* **GOALS**:
- 1) From the electric charge notes, copy the passage starting at "k = Coulomb's" and ending at "law of gravitation)".
- 2) According to the electric charge notes, what is the value of Coulomb's constant k?
- 3) Go on with the electric charge notes from the point where they stop.

Electric charge is a fundamental physical property of matter that causes it to experience a force when placed in an electromagnetic field.
There are two types of electric charges:
Positive Charge (+) — carried by protons
Negative Charge (–) — carried by electrons
Key Properties of Electric Charge:
1. Additivity of Charge:
Electric charges add up like real numbers (scalars).
Total charge = q1 + q2 + q3 + ...
2. Conservation of Charge:
Electric charge can neither be created nor destroyed. The total charge of an isolated system always remains constant.
3. Quantisation of Charge:
Electric charge always exists in integral multiples of the basic unit of charge (e).
q = ne
Where n = 0, ±1, ±2, ±3... and e = 1.6 × 10⁻¹⁹ C
Coulomb's Law — Most Important Formula
Coulomb's Law states that the electrostatic force between two point charges is:
Directly proportional to the product of the two charges
Inversely proportional to the square of the distance between them
Formula:
F = k × (q1 × q2) / r²
Where:
F = Electrostatic force (in Newtons)
q1 and q2 = Two point charges (in Coulombs)
r = Distance between the charges (in metres)
k = Coulomb's constant = 9 × 10⁹ N m² C⁻²
Also written as:
k = 1 / (4πε₀)
Where ε₀ = 8.85 × 10⁻¹² C² N⁻¹ m⁻² (permittivity of free space)
Important Points About Coulomb's Law:
It applies to point charges only
The force is attractive between unlike charges and repulsive between like charges
It follows the inverse square law (similar to Newton's law of gravitation)
It is a central force — acts along the line joining the two charges
In a medium with dielectric constant K: F = kq1q2 / (r²)

* **ENTRIES SHOWN**:
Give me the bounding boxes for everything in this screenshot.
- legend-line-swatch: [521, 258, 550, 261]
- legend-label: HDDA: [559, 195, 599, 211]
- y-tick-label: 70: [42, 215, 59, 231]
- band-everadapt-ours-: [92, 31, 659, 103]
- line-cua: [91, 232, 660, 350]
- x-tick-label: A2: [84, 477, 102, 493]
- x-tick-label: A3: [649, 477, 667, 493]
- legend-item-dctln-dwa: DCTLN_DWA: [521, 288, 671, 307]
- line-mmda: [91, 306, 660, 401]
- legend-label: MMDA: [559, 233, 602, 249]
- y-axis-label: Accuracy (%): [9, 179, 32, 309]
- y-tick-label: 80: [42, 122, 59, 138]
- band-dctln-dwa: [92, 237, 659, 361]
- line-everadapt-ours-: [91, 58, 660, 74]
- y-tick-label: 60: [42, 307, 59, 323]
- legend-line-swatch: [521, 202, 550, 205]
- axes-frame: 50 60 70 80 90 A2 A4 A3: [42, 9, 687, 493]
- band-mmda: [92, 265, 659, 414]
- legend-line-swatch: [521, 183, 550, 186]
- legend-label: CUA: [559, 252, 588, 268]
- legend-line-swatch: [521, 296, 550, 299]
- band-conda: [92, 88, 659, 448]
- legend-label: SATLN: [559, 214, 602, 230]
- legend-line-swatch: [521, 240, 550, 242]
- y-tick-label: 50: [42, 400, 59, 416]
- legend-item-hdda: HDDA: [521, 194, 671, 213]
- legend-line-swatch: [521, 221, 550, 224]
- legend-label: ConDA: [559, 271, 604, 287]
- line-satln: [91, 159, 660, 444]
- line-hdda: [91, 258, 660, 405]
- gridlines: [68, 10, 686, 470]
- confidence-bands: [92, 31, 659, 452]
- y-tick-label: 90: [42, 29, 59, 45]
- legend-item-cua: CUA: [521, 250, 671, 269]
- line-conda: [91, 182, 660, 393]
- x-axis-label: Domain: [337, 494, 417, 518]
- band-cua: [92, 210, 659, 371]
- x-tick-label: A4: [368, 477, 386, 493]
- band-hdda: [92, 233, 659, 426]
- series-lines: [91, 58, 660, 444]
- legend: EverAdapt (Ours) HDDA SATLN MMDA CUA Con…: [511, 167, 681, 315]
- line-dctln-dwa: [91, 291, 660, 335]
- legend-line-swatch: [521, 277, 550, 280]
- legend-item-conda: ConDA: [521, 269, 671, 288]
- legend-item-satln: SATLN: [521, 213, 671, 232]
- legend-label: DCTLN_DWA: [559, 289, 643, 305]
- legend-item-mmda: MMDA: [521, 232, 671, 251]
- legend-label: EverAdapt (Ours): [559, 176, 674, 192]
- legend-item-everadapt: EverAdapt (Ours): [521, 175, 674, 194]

* **OUTPUTS BY TASK**:
- 1)
k = Coulomb's constant = 9 × 10⁹ N m² C⁻²
Also written as:
k = 1 / (4πε₀)
Where ε₀ = 8.85 × 10⁻¹² C² N⁻¹ m⁻² (permittivity of free space)
Important Points About Coulomb's Law:
It applies to point charges only
The force is attractive between unlike charges and repulsive between like charges
It follows the inverse square law (similar to Newton's law of gravitation)

- 2) 9 × 10⁹ N m² C⁻²

- 3)
Superposition Principle
When multiple charges are present, the total force on any one charge is the vector sum of forces due to all other individual charges.
F_total = F₁₂ + F₁₃ + F₁₄ + ...
This is called the Superposition Principle and it is one of the most important concepts for JEE problems.
Electric Field
The electric field at a point is defined as the force experienced by a unit positive test charge placed at that point, without disturbing the original charge distribution.
Formula:
E = F / q₀
Where:
E = Electric field intensity (N/C or V/m)
F = Force on the test charge
q₀ = Small positive test charge
Electric Field Due to a Point Charge:
E = kq / r²
Or:
E = q / (4πε₀r²)
Direction: Away from positive charge, towards negative charge.
Electric Field Lines — Key Properties
Electric field lines are imaginary lines drawn to represent the electric field visually. Their important properties are:
Field lines start from positive charges and end on negative charges
They never intersect each other
The tangent at any point gives the direction of electric field at that point
They are closer where the field is stronger
They are always perpendicular to the surface of a conductor
Electric field lines do not form closed loops
Electric Dipole
An electric dipole consists of two equal and opposite charges +q and –q separated by a small distance 2a.
Electric Dipole Moment:
p = q × 2a
Direction: From –q to +q
Unit: C·m (Coulomb-metre)
Electric Field on Axial Line (End-On Position):
E_axial = (1/4πε₀) × 2p / r³
Direction: Along dipole moment (from –q to +q)
Electric Field on Equatorial Line (Broadside-On Position):
E_equatorial = (1/4πε₀) × p / r³
Direction: Opposite to dipole moment
Very Important Relation:
E_axial = 2 × E_equatorial (at the same distance r)
Torque on a Dipole in Uniform Electric Field:
τ = pE sinθ
Vector form: τ = p × E
When θ = 0° → τ = 0 (stable equilibrium)
When θ = 90° → τ = pE (maximum torque)
When θ = 180° → τ = 0 (unstable equilibrium)
Gauss's Law — Critical for NEET & JEE
Gauss's Law states that the total electric flux through any closed surface is equal to 1/ε₀ times the net charge enclosed within that surface.
Formula:
Φ = q_enclosed / ε₀
Where:
Φ = Total electric flux (N m² C⁻¹)
q_enclosed = Net charge inside the Gaussian surface
ε₀ = 8.85 × 10⁻¹² C² N⁻¹ m⁻²
Electric Flux:
Φ = E × A × cosθ
Where θ = angle between electric field E and area vector A.
Applications of Gauss's Law
1. Electric Field Due to Infinite Line Charge:
E = λ / (2πε₀r)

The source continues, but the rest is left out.